### Given task
Pick out every line of the entries below where "nuestro" occurs, and copy those lines.

Start Stored rows

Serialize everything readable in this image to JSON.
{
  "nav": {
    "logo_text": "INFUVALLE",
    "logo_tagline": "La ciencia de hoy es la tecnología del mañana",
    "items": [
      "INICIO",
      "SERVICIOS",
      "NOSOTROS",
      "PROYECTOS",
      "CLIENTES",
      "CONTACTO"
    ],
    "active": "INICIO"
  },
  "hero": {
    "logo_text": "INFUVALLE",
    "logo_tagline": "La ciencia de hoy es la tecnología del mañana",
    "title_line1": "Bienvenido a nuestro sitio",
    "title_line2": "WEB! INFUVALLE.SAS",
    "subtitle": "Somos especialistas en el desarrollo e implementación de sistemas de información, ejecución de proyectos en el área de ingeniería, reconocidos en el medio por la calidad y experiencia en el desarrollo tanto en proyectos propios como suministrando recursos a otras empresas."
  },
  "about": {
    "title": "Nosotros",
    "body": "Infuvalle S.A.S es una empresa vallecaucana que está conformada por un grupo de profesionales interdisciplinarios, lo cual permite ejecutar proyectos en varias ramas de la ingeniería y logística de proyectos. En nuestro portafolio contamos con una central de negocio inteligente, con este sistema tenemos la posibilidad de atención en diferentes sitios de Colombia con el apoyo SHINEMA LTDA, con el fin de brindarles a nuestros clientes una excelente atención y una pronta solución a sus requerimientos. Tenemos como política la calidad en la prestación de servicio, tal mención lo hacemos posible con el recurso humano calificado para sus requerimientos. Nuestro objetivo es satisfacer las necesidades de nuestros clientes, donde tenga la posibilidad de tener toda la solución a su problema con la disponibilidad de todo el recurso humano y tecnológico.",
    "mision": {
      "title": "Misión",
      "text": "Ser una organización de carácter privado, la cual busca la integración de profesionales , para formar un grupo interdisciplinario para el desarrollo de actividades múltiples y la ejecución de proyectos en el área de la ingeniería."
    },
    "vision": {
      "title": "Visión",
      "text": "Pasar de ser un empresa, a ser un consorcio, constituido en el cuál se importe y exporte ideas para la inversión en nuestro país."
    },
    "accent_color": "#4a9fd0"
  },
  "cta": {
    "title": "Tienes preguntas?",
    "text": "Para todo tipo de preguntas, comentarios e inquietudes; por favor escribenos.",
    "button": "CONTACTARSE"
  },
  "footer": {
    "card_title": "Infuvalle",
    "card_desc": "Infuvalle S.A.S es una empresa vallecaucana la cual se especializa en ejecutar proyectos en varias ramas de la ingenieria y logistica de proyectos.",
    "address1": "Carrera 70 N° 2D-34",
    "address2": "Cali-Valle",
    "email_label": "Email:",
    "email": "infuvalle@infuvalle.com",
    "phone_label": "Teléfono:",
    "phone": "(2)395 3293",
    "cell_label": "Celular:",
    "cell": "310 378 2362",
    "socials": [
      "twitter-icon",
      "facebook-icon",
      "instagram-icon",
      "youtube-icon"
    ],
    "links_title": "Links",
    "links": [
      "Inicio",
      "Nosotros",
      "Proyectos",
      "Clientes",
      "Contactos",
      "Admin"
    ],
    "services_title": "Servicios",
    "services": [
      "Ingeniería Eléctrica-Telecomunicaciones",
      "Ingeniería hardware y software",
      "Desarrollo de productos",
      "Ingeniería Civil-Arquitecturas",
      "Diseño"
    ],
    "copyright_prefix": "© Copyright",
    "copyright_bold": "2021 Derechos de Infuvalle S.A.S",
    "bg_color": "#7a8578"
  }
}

End Stored rows

### Written answer
    "title_line1": "Bienvenido a nuestro sitio",
    "body": "Infuvalle S.A.S es una empresa vallecaucana que está conformada por un grupo de profesionales interdisciplinarios, lo cual permite ejecutar proyectos en varias ramas de la ingeniería y logística de proyectos. En nuestro portafolio contamos con una central de negocio inteligente, con este sistema tenemos la posibilidad de atención en diferentes sitios de Colombia con el apoyo SHINEMA LTDA, con el fin de brindarles a nuestros clientes una excelente atención y una pronta solución a sus requerimientos. Tenemos como política la calidad en la prestación de servicio, tal mención lo hacemos posible con el recurso humano calificado para sus requerimientos. Nuestro objetivo es satisfacer las necesidades de nuestros clientes, donde tenga la posibilidad de tener toda la solución a su problema con la disponibilidad de todo el recurso humano y tecnológico.",
      "text": "Pasar de ser un empresa, a ser un consorcio, constituido en el cuál se importe y exporte ideas para la inversión en nuestro país."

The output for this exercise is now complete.